## What to produce
Find and copy each line of the records where the string "name" shows up.

-- Data in this exercise start --

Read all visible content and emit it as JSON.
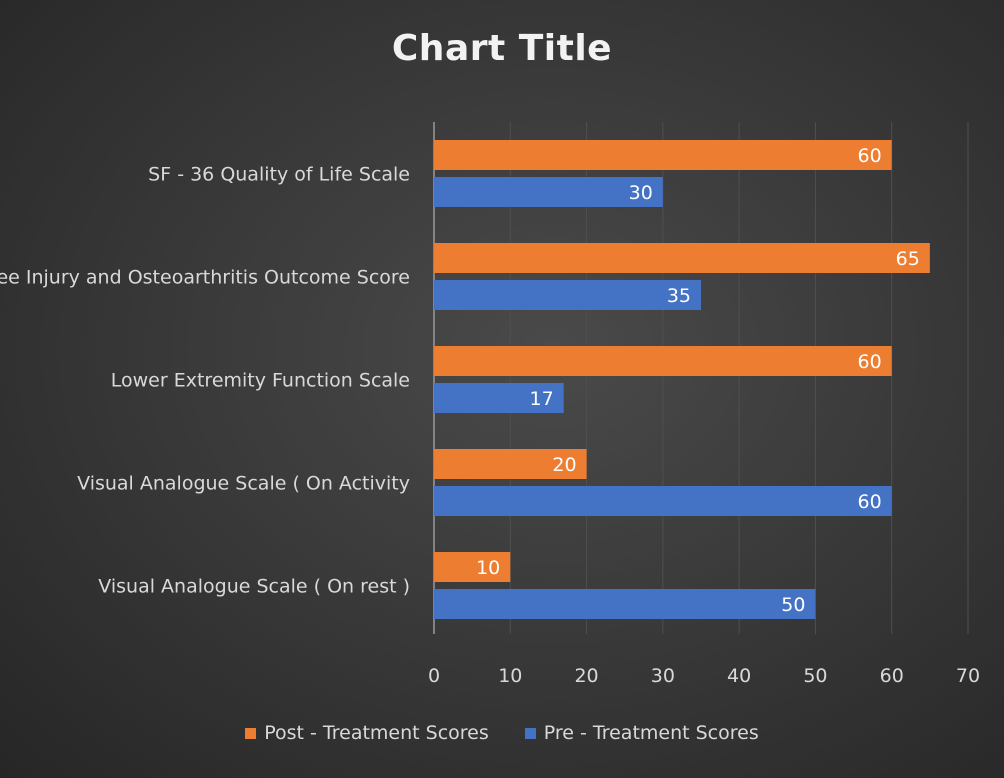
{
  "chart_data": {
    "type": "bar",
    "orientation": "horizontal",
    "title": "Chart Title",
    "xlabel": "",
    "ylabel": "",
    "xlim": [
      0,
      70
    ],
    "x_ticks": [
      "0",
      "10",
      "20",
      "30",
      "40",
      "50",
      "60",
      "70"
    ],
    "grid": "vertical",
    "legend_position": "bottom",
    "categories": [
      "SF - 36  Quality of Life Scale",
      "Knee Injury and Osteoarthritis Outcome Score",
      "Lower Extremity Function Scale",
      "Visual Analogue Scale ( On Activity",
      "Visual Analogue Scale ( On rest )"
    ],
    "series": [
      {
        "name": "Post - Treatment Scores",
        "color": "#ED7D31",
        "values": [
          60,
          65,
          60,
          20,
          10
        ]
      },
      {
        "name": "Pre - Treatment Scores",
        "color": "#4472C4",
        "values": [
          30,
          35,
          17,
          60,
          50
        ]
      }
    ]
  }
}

-- Data in this exercise end --
-- Data in this exercise start --

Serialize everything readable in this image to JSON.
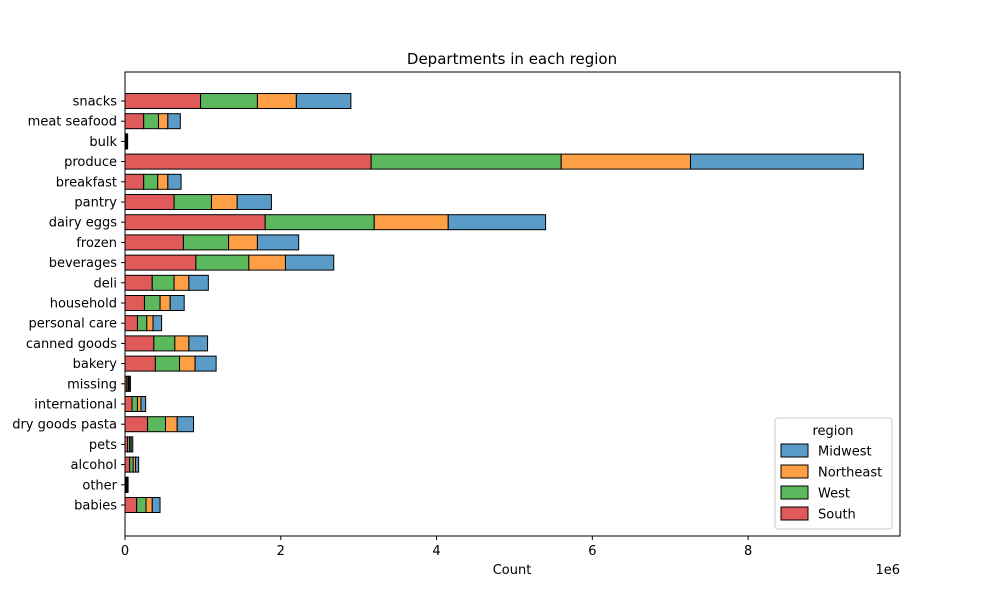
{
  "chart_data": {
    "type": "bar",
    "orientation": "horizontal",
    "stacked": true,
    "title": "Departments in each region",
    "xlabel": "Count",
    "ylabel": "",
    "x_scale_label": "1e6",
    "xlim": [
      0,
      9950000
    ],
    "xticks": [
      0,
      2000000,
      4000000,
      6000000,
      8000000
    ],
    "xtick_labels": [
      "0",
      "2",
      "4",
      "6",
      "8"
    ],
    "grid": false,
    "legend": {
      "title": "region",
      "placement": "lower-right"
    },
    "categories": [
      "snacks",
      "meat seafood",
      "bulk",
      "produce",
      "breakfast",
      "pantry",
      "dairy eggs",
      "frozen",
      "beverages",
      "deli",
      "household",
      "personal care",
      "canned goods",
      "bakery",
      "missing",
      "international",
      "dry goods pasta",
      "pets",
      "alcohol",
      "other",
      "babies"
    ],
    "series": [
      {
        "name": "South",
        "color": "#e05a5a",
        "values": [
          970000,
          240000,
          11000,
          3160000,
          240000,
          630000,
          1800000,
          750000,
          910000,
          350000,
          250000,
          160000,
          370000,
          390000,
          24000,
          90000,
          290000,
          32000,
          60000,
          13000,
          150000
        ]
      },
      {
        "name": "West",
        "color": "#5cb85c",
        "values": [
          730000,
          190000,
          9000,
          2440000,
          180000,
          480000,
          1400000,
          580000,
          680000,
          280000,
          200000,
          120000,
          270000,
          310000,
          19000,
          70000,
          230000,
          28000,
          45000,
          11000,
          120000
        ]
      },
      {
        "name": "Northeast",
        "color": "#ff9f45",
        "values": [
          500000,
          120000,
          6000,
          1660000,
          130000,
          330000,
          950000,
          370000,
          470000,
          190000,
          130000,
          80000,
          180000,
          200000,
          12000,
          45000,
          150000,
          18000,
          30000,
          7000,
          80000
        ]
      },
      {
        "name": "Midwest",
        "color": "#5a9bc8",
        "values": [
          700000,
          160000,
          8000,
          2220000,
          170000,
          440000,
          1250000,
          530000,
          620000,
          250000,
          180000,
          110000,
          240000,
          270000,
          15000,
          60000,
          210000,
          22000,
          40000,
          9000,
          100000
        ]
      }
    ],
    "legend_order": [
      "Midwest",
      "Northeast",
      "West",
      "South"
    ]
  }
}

-- Data in this exercise end --

## Solution below
        "name": "Post - Treatment Scores",
        "name": "Pre - Treatment Scores",
        "name": "South",
        "name": "West",
        "name": "Northeast",
        "name": "Midwest",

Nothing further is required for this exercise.